*Work to do*
Answer with a number only: how many lines of the data contain "content"?
* START Task material *
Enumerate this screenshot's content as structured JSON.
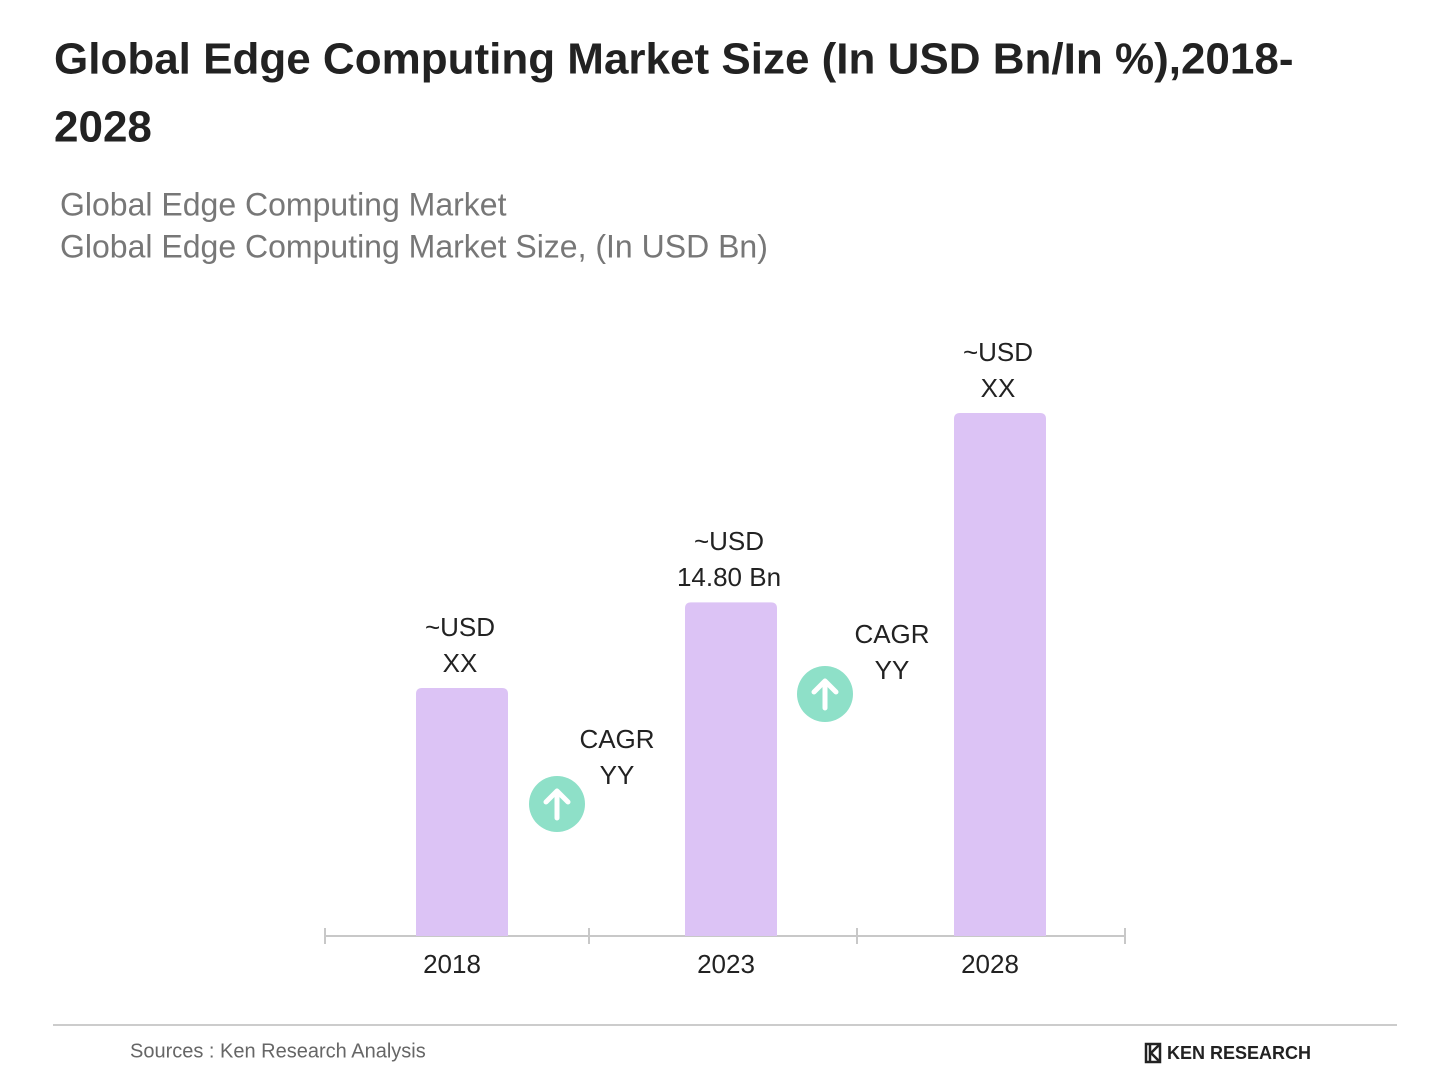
{
  "chart_data": {
    "type": "bar",
    "title": [
      "Global Edge Computing Market Size (In USD Bn/In %),2018-",
      "2028"
    ],
    "subtitle": [
      "Global Edge Computing Market",
      "Global Edge Computing Market Size, (In USD Bn)"
    ],
    "categories": [
      "2018",
      "2023",
      "2028"
    ],
    "values": [
      11.0,
      14.8,
      23.2
    ],
    "value_labels": [
      [
        "~USD",
        "XX"
      ],
      [
        "~USD",
        "14.80 Bn"
      ],
      [
        "~USD",
        "XX"
      ]
    ],
    "color": "#dcc3f5",
    "annotations": [
      [
        "CAGR",
        "YY"
      ],
      [
        "CAGR",
        "YY"
      ]
    ],
    "source": "Sources : Ken Research Analysis",
    "logo": "KEN RESEARCH"
  }
}
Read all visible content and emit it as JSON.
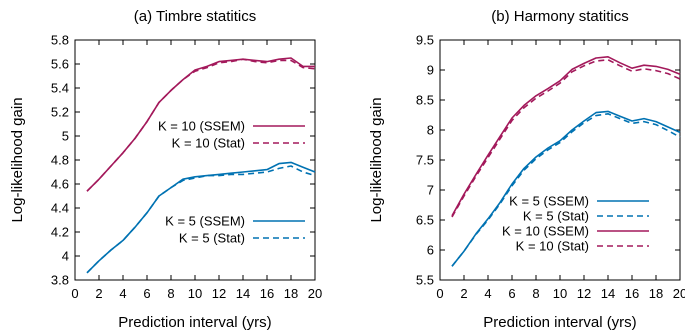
{
  "chart_data": [
    {
      "type": "line",
      "title": "(a) Timbre statitics",
      "xlabel": "Prediction interval (yrs)",
      "ylabel": "Log-likelihood gain",
      "xlim": [
        0,
        20
      ],
      "ylim": [
        3.8,
        5.8
      ],
      "xticks": [
        "0",
        "2",
        "4",
        "6",
        "8",
        "10",
        "12",
        "14",
        "16",
        "18",
        "20"
      ],
      "yticks": [
        "3.8",
        "4",
        "4.2",
        "4.4",
        "4.6",
        "4.8",
        "5",
        "5.2",
        "5.4",
        "5.6",
        "5.8"
      ],
      "grid": false,
      "legend": [
        "K = 10 (SSEM)",
        "K = 10 (Stat)",
        "K = 5 (SSEM)",
        "K = 5 (Stat)"
      ],
      "series": [
        {
          "name": "K = 10 (SSEM)",
          "color": "#a3195b",
          "dash": "solid",
          "x": [
            1,
            2,
            3,
            4,
            5,
            6,
            7,
            8,
            9,
            10,
            11,
            12,
            13,
            14,
            15,
            16,
            17,
            18,
            19,
            20
          ],
          "y": [
            4.54,
            4.64,
            4.75,
            4.86,
            4.98,
            5.12,
            5.28,
            5.38,
            5.47,
            5.55,
            5.58,
            5.62,
            5.63,
            5.64,
            5.63,
            5.62,
            5.64,
            5.65,
            5.58,
            5.58
          ]
        },
        {
          "name": "K = 10 (Stat)",
          "color": "#a3195b",
          "dash": "dashed",
          "x": [
            1,
            2,
            3,
            4,
            5,
            6,
            7,
            8,
            9,
            10,
            11,
            12,
            13,
            14,
            15,
            16,
            17,
            18,
            19,
            20
          ],
          "y": [
            4.54,
            4.64,
            4.75,
            4.86,
            4.98,
            5.12,
            5.28,
            5.38,
            5.47,
            5.54,
            5.57,
            5.61,
            5.62,
            5.64,
            5.62,
            5.61,
            5.63,
            5.63,
            5.57,
            5.56
          ]
        },
        {
          "name": "K = 5 (SSEM)",
          "color": "#0072b2",
          "dash": "solid",
          "x": [
            1,
            2,
            3,
            4,
            5,
            6,
            7,
            8,
            9,
            10,
            11,
            12,
            13,
            14,
            15,
            16,
            17,
            18,
            19,
            20
          ],
          "y": [
            3.86,
            3.96,
            4.05,
            4.13,
            4.24,
            4.36,
            4.5,
            4.57,
            4.64,
            4.66,
            4.67,
            4.68,
            4.69,
            4.7,
            4.71,
            4.72,
            4.77,
            4.78,
            4.74,
            4.7
          ]
        },
        {
          "name": "K = 5 (Stat)",
          "color": "#0072b2",
          "dash": "dashed",
          "x": [
            1,
            2,
            3,
            4,
            5,
            6,
            7,
            8,
            9,
            10,
            11,
            12,
            13,
            14,
            15,
            16,
            17,
            18,
            19,
            20
          ],
          "y": [
            3.86,
            3.96,
            4.05,
            4.13,
            4.24,
            4.36,
            4.5,
            4.57,
            4.63,
            4.65,
            4.67,
            4.67,
            4.68,
            4.68,
            4.69,
            4.7,
            4.73,
            4.75,
            4.7,
            4.67
          ]
        }
      ]
    },
    {
      "type": "line",
      "title": "(b) Harmony statitics",
      "xlabel": "Prediction interval (yrs)",
      "ylabel": "Log-likelihood gain",
      "xlim": [
        0,
        20
      ],
      "ylim": [
        5.5,
        9.5
      ],
      "xticks": [
        "0",
        "2",
        "4",
        "6",
        "8",
        "10",
        "12",
        "14",
        "16",
        "18",
        "20"
      ],
      "yticks": [
        "5.5",
        "6",
        "6.5",
        "7",
        "7.5",
        "8",
        "8.5",
        "9",
        "9.5"
      ],
      "grid": false,
      "legend": [
        "K = 5 (SSEM)",
        "K = 5 (Stat)",
        "K = 10 (SSEM)",
        "K = 10 (Stat)"
      ],
      "series": [
        {
          "name": "K = 5 (SSEM)",
          "color": "#0072b2",
          "dash": "solid",
          "x": [
            1,
            2,
            3,
            4,
            5,
            6,
            7,
            8,
            9,
            10,
            11,
            12,
            13,
            14,
            15,
            16,
            17,
            18,
            19,
            20
          ],
          "y": [
            5.73,
            5.98,
            6.27,
            6.52,
            6.79,
            7.1,
            7.36,
            7.55,
            7.7,
            7.82,
            8.0,
            8.15,
            8.29,
            8.31,
            8.23,
            8.15,
            8.19,
            8.14,
            8.05,
            7.96
          ]
        },
        {
          "name": "K = 5 (Stat)",
          "color": "#0072b2",
          "dash": "dashed",
          "x": [
            1,
            2,
            3,
            4,
            5,
            6,
            7,
            8,
            9,
            10,
            11,
            12,
            13,
            14,
            15,
            16,
            17,
            18,
            19,
            20
          ],
          "y": [
            5.73,
            5.98,
            6.26,
            6.5,
            6.77,
            7.07,
            7.33,
            7.52,
            7.67,
            7.79,
            7.97,
            8.12,
            8.24,
            8.27,
            8.19,
            8.11,
            8.14,
            8.09,
            7.99,
            7.88
          ]
        },
        {
          "name": "K = 10 (SSEM)",
          "color": "#a3195b",
          "dash": "solid",
          "x": [
            1,
            2,
            3,
            4,
            5,
            6,
            7,
            8,
            9,
            10,
            11,
            12,
            13,
            14,
            15,
            16,
            17,
            18,
            19,
            20
          ],
          "y": [
            6.57,
            6.93,
            7.26,
            7.58,
            7.89,
            8.2,
            8.41,
            8.57,
            8.69,
            8.82,
            9.01,
            9.11,
            9.2,
            9.22,
            9.12,
            9.03,
            9.08,
            9.06,
            9.01,
            8.93
          ]
        },
        {
          "name": "K = 10 (Stat)",
          "color": "#a3195b",
          "dash": "dashed",
          "x": [
            1,
            2,
            3,
            4,
            5,
            6,
            7,
            8,
            9,
            10,
            11,
            12,
            13,
            14,
            15,
            16,
            17,
            18,
            19,
            20
          ],
          "y": [
            6.55,
            6.9,
            7.23,
            7.54,
            7.85,
            8.16,
            8.37,
            8.53,
            8.65,
            8.78,
            8.97,
            9.07,
            9.15,
            9.17,
            9.07,
            8.98,
            9.02,
            8.99,
            8.94,
            8.85
          ]
        }
      ]
    }
  ]
}
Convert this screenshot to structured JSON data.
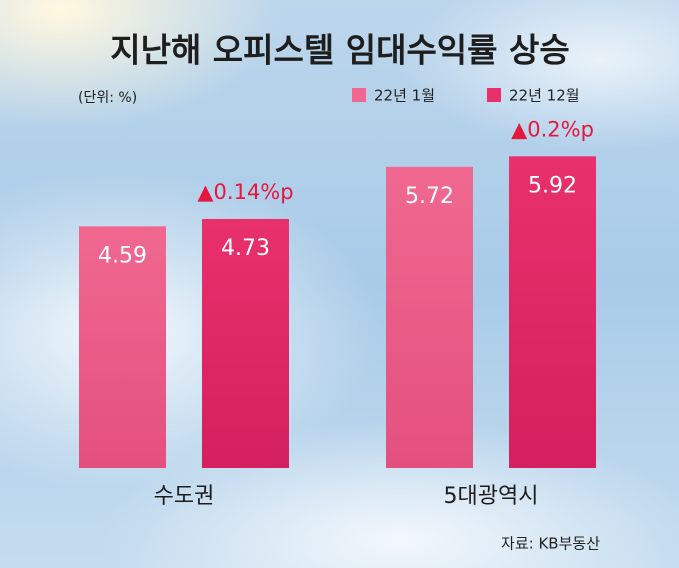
{
  "chart_data": {
    "type": "bar",
    "title": "지난해 오피스텔 임대수익률 상승",
    "unit_note": "(단위: %)",
    "categories": [
      "수도권",
      "5대광역시"
    ],
    "series": [
      {
        "name": "22년 1월",
        "color": "#f06890",
        "values": [
          4.59,
          5.72
        ]
      },
      {
        "name": "22년 12월",
        "color": "#e8306c",
        "values": [
          4.73,
          5.92
        ]
      }
    ],
    "annotations": [
      "▲0.14%p",
      "▲0.2%p"
    ],
    "source": "자료: KB부동산"
  }
}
* END Task material *
*Expected answer*
2